**ISTRUZIONI ESERCIZIO**
Per favore, ricopia esattamente la parte dei dati che parte dalla prima riga e termina con la riga che contiene "legend-dot-icon bbox=[796, 261, 812, 278]", includendo anche quest'ultima.

**DATI ESERCIZIO**

------------------------------

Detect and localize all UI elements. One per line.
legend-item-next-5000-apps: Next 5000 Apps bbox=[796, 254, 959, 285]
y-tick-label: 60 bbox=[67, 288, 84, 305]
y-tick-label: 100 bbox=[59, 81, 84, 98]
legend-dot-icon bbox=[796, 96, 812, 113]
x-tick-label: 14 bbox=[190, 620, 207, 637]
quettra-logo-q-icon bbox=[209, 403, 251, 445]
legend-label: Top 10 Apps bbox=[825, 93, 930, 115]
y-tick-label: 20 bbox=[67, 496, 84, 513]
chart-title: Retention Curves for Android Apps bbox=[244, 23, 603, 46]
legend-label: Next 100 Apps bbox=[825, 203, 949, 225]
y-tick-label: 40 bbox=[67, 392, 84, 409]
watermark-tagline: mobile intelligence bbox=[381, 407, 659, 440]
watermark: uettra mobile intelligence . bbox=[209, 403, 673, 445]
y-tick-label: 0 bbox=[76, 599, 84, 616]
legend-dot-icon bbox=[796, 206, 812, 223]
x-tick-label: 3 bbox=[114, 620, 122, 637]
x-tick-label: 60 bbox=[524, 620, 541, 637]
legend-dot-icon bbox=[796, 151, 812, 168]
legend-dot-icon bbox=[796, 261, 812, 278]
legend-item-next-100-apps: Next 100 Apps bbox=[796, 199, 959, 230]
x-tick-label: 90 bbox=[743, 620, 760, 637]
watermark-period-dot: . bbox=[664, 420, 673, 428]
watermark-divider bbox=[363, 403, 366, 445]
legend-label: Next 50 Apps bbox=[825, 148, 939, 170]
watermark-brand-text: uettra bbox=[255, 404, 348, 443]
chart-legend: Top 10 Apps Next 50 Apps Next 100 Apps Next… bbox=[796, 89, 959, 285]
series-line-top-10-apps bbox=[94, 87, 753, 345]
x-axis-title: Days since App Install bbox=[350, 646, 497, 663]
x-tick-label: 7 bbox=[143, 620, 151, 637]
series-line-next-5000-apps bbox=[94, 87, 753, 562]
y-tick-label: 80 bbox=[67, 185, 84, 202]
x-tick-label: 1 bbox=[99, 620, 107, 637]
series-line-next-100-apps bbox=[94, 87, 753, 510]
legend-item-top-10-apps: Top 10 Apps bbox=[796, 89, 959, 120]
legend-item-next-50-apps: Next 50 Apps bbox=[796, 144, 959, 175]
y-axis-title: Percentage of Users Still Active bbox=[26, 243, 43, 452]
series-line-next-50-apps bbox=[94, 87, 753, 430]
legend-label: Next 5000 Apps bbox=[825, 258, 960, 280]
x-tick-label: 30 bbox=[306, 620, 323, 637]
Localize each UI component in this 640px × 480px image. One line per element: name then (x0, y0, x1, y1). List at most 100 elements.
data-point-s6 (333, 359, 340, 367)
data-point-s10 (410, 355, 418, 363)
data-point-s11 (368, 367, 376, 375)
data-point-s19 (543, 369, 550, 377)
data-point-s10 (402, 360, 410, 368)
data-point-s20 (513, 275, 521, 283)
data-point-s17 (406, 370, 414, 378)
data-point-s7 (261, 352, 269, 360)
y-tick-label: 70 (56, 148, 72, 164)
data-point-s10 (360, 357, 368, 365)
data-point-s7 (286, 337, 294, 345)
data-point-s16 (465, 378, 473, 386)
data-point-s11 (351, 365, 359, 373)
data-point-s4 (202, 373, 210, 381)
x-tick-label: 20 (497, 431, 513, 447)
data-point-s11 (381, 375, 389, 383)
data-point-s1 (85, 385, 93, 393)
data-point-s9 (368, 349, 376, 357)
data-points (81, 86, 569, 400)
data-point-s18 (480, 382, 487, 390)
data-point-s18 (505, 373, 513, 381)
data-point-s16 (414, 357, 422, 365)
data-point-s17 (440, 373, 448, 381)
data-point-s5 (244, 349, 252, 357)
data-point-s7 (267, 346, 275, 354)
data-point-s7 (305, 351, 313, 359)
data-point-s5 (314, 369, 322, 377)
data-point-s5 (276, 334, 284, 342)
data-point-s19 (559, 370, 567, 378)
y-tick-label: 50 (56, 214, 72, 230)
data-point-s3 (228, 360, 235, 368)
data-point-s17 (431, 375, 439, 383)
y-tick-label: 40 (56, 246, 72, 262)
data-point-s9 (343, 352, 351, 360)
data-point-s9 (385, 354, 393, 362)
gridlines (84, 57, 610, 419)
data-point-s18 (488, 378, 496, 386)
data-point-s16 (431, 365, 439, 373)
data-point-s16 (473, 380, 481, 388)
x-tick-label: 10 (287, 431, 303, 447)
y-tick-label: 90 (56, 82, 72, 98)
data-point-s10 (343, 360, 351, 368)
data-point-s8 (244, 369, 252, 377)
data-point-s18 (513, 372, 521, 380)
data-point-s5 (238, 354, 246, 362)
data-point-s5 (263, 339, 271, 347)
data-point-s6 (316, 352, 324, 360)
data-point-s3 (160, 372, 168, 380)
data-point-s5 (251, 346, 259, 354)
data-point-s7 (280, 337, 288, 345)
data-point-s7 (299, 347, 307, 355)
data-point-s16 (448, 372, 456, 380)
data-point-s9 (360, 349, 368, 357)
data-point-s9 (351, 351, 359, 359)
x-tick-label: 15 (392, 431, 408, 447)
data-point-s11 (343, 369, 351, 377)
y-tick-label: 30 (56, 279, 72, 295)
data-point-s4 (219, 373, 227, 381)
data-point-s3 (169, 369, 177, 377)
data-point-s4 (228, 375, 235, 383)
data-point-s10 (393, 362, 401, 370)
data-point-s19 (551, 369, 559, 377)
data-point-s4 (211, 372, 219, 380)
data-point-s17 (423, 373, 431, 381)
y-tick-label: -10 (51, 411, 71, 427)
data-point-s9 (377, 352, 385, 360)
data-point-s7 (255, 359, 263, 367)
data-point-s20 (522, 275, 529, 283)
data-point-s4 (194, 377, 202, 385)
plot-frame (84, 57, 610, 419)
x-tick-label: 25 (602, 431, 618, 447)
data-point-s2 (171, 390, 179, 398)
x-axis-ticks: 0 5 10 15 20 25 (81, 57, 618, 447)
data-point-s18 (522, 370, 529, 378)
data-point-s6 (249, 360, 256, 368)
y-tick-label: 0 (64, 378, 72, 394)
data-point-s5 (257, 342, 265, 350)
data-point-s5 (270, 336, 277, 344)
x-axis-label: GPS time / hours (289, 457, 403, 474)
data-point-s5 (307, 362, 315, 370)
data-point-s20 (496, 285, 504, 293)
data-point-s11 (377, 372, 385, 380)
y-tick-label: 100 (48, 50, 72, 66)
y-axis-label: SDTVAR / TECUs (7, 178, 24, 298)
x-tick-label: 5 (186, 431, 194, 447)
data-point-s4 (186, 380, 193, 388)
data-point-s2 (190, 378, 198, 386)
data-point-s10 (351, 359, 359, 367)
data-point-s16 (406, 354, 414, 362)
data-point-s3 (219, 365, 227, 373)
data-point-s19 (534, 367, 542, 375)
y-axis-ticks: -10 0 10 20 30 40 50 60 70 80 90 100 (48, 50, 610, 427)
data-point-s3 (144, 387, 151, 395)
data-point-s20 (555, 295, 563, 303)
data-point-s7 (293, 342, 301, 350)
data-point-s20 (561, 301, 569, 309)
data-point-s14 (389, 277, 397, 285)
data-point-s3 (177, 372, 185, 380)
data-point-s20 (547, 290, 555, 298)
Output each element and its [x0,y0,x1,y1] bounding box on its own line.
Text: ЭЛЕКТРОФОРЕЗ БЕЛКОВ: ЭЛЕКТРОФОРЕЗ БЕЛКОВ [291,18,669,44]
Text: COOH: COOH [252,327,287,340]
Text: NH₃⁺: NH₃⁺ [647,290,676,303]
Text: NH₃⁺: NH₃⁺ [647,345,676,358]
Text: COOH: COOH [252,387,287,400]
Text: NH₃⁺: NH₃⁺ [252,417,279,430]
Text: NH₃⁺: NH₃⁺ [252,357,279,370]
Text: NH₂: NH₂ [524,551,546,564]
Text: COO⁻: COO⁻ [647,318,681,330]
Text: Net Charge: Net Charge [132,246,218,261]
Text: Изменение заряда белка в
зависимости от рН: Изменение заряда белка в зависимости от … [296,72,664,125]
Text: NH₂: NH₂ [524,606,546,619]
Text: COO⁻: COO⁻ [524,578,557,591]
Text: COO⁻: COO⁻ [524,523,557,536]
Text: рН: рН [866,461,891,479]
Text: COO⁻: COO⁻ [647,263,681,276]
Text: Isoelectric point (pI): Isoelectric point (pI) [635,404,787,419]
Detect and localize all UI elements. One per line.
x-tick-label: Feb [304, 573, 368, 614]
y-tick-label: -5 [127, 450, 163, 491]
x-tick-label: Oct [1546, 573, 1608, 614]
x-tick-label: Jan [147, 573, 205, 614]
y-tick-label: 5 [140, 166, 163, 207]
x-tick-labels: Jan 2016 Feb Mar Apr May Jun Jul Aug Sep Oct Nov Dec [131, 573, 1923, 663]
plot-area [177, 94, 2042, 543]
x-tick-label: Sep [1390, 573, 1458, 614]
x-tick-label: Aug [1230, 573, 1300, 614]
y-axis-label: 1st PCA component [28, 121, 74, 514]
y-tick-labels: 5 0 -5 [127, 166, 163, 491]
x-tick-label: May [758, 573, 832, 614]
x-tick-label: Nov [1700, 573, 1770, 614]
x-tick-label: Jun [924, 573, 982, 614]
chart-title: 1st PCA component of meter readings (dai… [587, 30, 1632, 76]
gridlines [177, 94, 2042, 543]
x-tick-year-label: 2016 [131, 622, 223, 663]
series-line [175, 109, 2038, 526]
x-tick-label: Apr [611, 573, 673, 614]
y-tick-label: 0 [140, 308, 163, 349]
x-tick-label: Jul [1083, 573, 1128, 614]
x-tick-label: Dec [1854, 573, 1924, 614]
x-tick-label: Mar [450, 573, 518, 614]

------------------------------

**SOLUZIONE ESERCIZIO**
Detect and localize all UI elements. One per line.
legend-item-next-5000-apps: Next 5000 Apps bbox=[796, 254, 959, 285]
y-tick-label: 60 bbox=[67, 288, 84, 305]
y-tick-label: 100 bbox=[59, 81, 84, 98]
legend-dot-icon bbox=[796, 96, 812, 113]
x-tick-label: 14 bbox=[190, 620, 207, 637]
quettra-logo-q-icon bbox=[209, 403, 251, 445]
legend-label: Top 10 Apps bbox=[825, 93, 930, 115]
y-tick-label: 20 bbox=[67, 496, 84, 513]
chart-title: Retention Curves for Android Apps bbox=[244, 23, 603, 46]
legend-label: Next 100 Apps bbox=[825, 203, 949, 225]
y-tick-label: 40 bbox=[67, 392, 84, 409]
watermark-tagline: mobile intelligence bbox=[381, 407, 659, 440]
watermark: uettra mobile intelligence . bbox=[209, 403, 673, 445]
y-tick-label: 0 bbox=[76, 599, 84, 616]
legend-dot-icon bbox=[796, 206, 812, 223]
x-tick-label: 3 bbox=[114, 620, 122, 637]
x-tick-label: 60 bbox=[524, 620, 541, 637]
legend-dot-icon bbox=[796, 151, 812, 168]
legend-dot-icon bbox=[796, 261, 812, 278]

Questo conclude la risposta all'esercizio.